### Exercise brief:
All of the records listed below should be retyped exactly.
## start
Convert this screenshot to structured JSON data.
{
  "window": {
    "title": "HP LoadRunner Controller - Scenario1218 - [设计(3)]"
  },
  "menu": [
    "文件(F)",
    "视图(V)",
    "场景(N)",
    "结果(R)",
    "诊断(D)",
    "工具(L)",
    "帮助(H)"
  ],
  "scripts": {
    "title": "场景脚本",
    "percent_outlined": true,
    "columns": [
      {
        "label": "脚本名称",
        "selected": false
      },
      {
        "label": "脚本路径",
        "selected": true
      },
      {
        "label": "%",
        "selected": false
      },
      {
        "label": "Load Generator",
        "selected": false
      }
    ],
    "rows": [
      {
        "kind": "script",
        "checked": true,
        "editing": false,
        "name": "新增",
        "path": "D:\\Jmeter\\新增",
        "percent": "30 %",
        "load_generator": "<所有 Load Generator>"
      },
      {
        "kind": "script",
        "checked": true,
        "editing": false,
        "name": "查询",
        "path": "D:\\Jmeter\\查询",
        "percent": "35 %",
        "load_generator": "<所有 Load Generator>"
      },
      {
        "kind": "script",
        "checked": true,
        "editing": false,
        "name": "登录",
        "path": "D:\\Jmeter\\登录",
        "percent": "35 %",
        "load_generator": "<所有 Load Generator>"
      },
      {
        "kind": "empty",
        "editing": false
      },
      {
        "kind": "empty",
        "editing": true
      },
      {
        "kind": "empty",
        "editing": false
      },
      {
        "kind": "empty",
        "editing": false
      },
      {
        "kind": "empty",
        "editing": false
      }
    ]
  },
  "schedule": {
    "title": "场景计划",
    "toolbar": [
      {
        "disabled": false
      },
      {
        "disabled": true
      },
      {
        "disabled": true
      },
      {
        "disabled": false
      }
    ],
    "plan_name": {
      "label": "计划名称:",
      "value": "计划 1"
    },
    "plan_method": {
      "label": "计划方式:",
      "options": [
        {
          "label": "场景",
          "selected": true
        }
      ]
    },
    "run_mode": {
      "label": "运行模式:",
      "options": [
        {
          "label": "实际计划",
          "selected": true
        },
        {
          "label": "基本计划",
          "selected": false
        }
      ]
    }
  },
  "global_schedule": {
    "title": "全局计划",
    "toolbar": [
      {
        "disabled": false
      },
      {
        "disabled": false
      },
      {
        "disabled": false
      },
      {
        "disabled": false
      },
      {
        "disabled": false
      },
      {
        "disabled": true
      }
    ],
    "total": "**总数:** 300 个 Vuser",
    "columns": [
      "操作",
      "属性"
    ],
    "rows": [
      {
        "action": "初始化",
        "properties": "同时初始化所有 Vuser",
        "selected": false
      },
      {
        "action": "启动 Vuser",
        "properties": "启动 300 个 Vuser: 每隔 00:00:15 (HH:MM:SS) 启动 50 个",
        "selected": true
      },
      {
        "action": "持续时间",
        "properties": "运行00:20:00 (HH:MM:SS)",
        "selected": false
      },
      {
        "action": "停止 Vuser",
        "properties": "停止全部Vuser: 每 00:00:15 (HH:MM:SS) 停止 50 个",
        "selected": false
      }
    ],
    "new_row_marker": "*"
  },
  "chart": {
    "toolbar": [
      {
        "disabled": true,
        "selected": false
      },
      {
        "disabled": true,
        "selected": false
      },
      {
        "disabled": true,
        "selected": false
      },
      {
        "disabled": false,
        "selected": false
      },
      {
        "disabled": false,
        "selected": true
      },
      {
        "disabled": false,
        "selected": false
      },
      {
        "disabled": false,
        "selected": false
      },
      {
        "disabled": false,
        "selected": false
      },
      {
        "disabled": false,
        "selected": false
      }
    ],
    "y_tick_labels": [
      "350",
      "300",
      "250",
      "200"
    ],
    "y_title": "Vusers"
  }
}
## end
### Result for this task:
Convert this screenshot to structured JSON data.
{
  "window": {
    "title": "HP LoadRunner Controller - Scenario1218 - [设计(3)]"
  },
  "menu": [
    "文件(F)",
    "视图(V)",
    "场景(N)",
    "结果(R)",
    "诊断(D)",
    "工具(L)",
    "帮助(H)"
  ],
  "scripts": {
    "title": "场景脚本",
    "percent_outlined": true,
    "columns": [
      {
        "label": "脚本名称",
        "selected": false
      },
      {
        "label": "脚本路径",
        "selected": true
      },
      {
        "label": "%",
        "selected": false
      },
      {
        "label": "Load Generator",
        "selected": false
      }
    ],
    "rows": [
      {
        "kind": "script",
        "checked": true,
        "editing": false,
        "name": "新增",
        "path": "D:\\Jmeter\\新增",
        "percent": "30 %",
        "load_generator": "<所有 Load Generator>"
      },
      {
        "kind": "script",
        "checked": true,
        "editing": false,
        "name": "查询",
        "path": "D:\\Jmeter\\查询",
        "percent": "35 %",
        "load_generator": "<所有 Load Generator>"
      },
      {
        "kind": "script",
        "checked": true,
        "editing": false,
        "name": "登录",
        "path": "D:\\Jmeter\\登录",
        "percent": "35 %",
        "load_generator": "<所有 Load Generator>"
      },
      {
        "kind": "empty",
        "editing": false
      },
      {
        "kind": "empty",
        "editing": true
      },
      {
        "kind": "empty",
        "editing": false
      },
      {
        "kind": "empty",
        "editing": false
      },
      {
        "kind": "empty",
        "editing": false
      }
    ]
  },
  "schedule": {
    "title": "场景计划",
    "toolbar": [
      {
        "disabled": false
      },
      {
        "disabled": true
      },
      {
        "disabled": true
      },
      {
        "disabled": false
      }
    ],
    "plan_name": {
      "label": "计划名称:",
      "value": "计划 1"
    },
    "plan_method": {
      "label": "计划方式:",
      "options": [
        {
          "label": "场景",
          "selected": true
        }
      ]
    },
    "run_mode": {
      "label": "运行模式:",
      "options": [
        {
          "label": "实际计划",
          "selected": true
        },
        {
          "label": "基本计划",
          "selected": false
        }
      ]
    }
  },
  "global_schedule": {
    "title": "全局计划",
    "toolbar": [
      {
        "disabled": false
      },
      {
        "disabled": false
      },
      {
        "disabled": false
      },
      {
        "disabled": false
      },
      {
        "disabled": false
      },
      {
        "disabled": true
      }
    ],
    "total": "**总数:** 300 个 Vuser",
    "columns": [
      "操作",
      "属性"
    ],
    "rows": [
      {
        "action": "初始化",
        "properties": "同时初始化所有 Vuser",
        "selected": false
      },
      {
        "action": "启动 Vuser",
        "properties": "启动 300 个 Vuser: 每隔 00:00:15 (HH:MM:SS) 启动 50 个",
        "selected": true
      },
      {
        "action": "持续时间",
        "properties": "运行00:20:00 (HH:MM:SS)",
        "selected": false
      },
      {
        "action": "停止 Vuser",
        "properties": "停止全部Vuser: 每 00:00:15 (HH:MM:SS) 停止 50 个",
        "selected": false
      }
    ],
    "new_row_marker": "*"
  },
  "chart": {
    "toolbar": [
      {
        "disabled": true,
        "selected": false
      },
      {
        "disabled": true,
        "selected": false
      },
      {
        "disabled": true,
        "selected": false
      },
      {
        "disabled": false,
        "selected": false
      },
      {
        "disabled": false,
        "selected": true
      },
      {
        "disabled": false,
        "selected": false
      },
      {
        "disabled": false,
        "selected": false
      },
      {
        "disabled": false,
        "selected": false
      },
      {
        "disabled": false,
        "selected": false
      }
    ],
    "y_tick_labels": [
      "350",
      "300",
      "250",
      "200"
    ],
    "y_title": "Vusers"
  }
}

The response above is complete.